## Exercise objective
Go through the listing below and list every line with "title".

----- Information provided -----

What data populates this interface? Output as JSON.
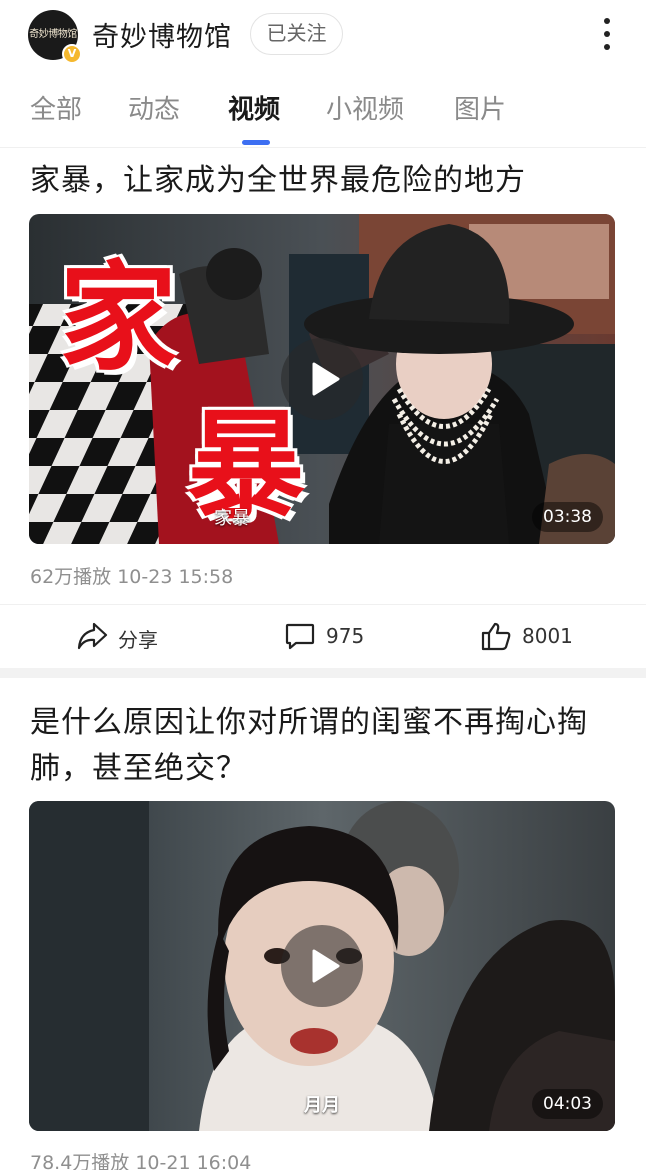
{
  "header": {
    "avatar_text": "奇妙博物馆",
    "verified_badge": "V",
    "account_name": "奇妙博物馆",
    "follow_label": "已关注"
  },
  "tabs": [
    {
      "label": "全部",
      "active": false
    },
    {
      "label": "动态",
      "active": false
    },
    {
      "label": "视频",
      "active": true
    },
    {
      "label": "小视频",
      "active": false
    },
    {
      "label": "图片",
      "active": false
    }
  ],
  "posts": [
    {
      "title": "家暴，让家成为全世界最危险的地方",
      "thumbnail_overlay_text": [
        "家",
        "暴"
      ],
      "caption": "家暴",
      "duration": "03:38",
      "meta": "62万播放  10-23 15:58",
      "share_label": "分享",
      "comments": "975",
      "likes": "8001"
    },
    {
      "title": "是什么原因让你对所谓的闺蜜不再掏心掏肺，甚至绝交？",
      "caption": "月月",
      "duration": "04:03",
      "meta": "78.4万播放  10-21 16:04"
    }
  ],
  "colors": {
    "accent": "#3d6ff2",
    "overlay_red": "#e8101a",
    "verified": "#f5b82e"
  }
}
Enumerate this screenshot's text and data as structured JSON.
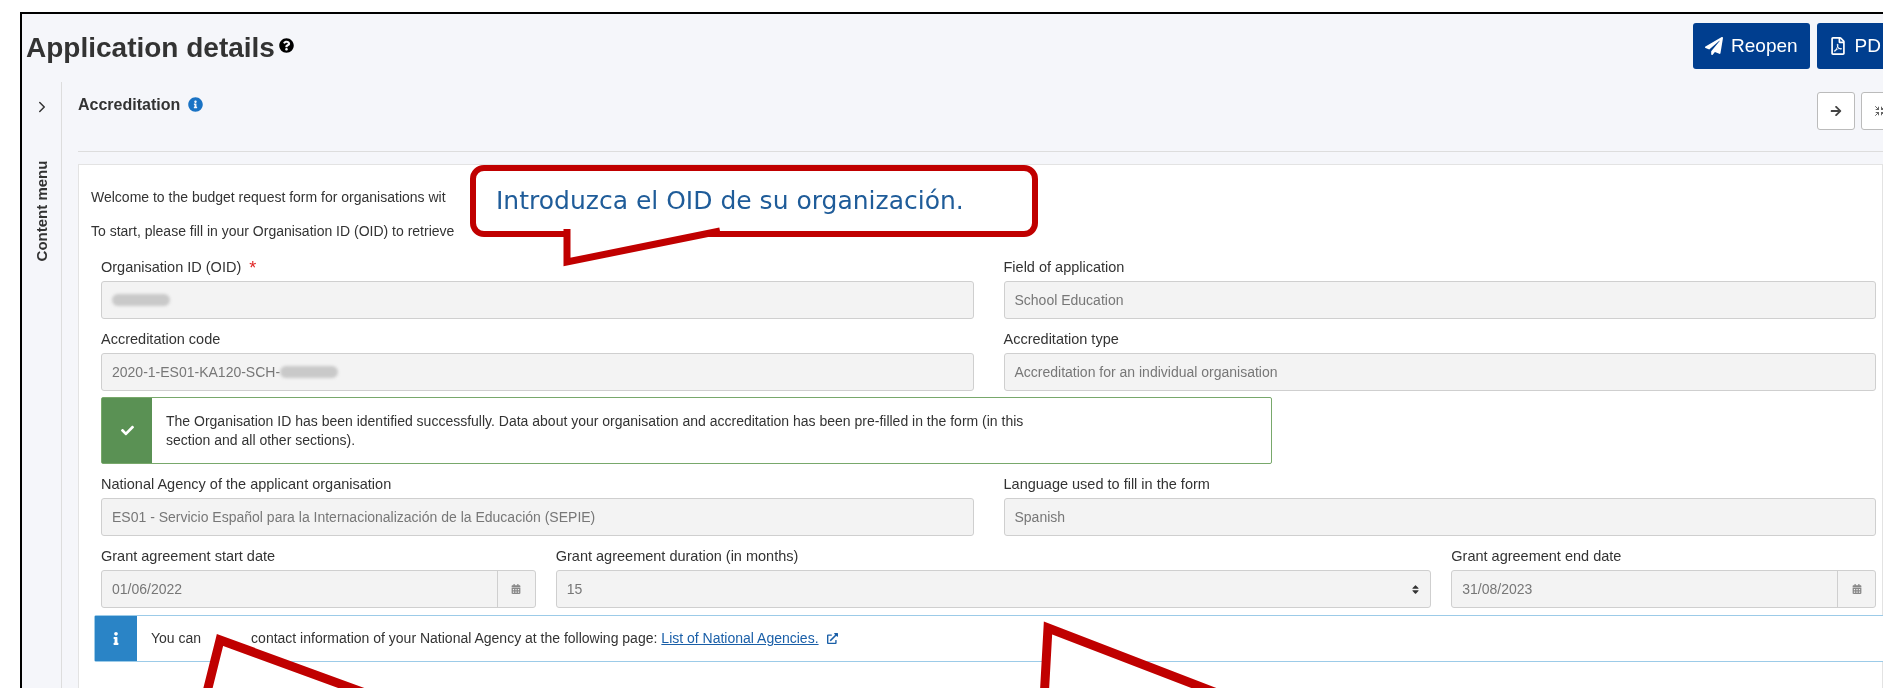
{
  "page": {
    "title": "Application details"
  },
  "toolbar": [
    {
      "kind": "reopen",
      "label": "Reopen"
    },
    {
      "kind": "pdf",
      "label": "PD"
    }
  ],
  "sidebar": {
    "label": "Content menu"
  },
  "section": {
    "title": "Accreditation"
  },
  "intro": [
    "Welcome to the budget request form for organisations wit",
    "To start, please fill in your Organisation ID (OID) to retrieve"
  ],
  "callout": {
    "text": "Introduzca el OID de su organización."
  },
  "form": [
    {
      "kind": "row",
      "fields": [
        {
          "kind": "text",
          "label": "Organisation ID (OID)",
          "marker": "*",
          "redacted": true
        },
        {
          "kind": "text",
          "label": "Field of application",
          "value": "School Education"
        }
      ]
    },
    {
      "kind": "row",
      "fields": [
        {
          "kind": "text",
          "label": "Accreditation code",
          "redacted": true,
          "value": "2020-1-ES01-KA120-SCH-"
        },
        {
          "kind": "text",
          "label": "Accreditation type",
          "value": "Accreditation for an individual organisation"
        }
      ]
    },
    {
      "kind": "success_alert",
      "parts": [
        "The Organisation ID has been identified successfully. Data about your organisation and accreditation has been pre-filled in the form (in this section and all other sections)."
      ]
    },
    {
      "kind": "row",
      "fields": [
        {
          "kind": "text",
          "label": "National Agency of the applicant organisation",
          "value": "ES01 - Servicio Español para la Internacionalización de la Educación (SEPIE)"
        },
        {
          "kind": "text",
          "label": "Language used to fill in the form",
          "value": "Spanish"
        }
      ]
    },
    {
      "kind": "row",
      "fields": [
        {
          "kind": "date",
          "label": "Grant agreement start date",
          "value": "01/06/2022"
        },
        {
          "kind": "select",
          "label": "Grant agreement duration (in months)",
          "value": "15"
        },
        {
          "kind": "date",
          "label": "Grant agreement end date",
          "value": "31/08/2023"
        }
      ]
    },
    {
      "kind": "info_alert",
      "parts": [
        "You can",
        "contact information of your National Agency at the following page:"
      ],
      "link": "List of National Agencies."
    }
  ]
}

-----

## Exercise answer
      "title": "家暴，让家成为全世界最危险的地方",
      "title": "是什么原因让你对所谓的闺蜜不再掏心掏肺，甚至绝交？",
    "title": "Application details"
    "title": "Accreditation"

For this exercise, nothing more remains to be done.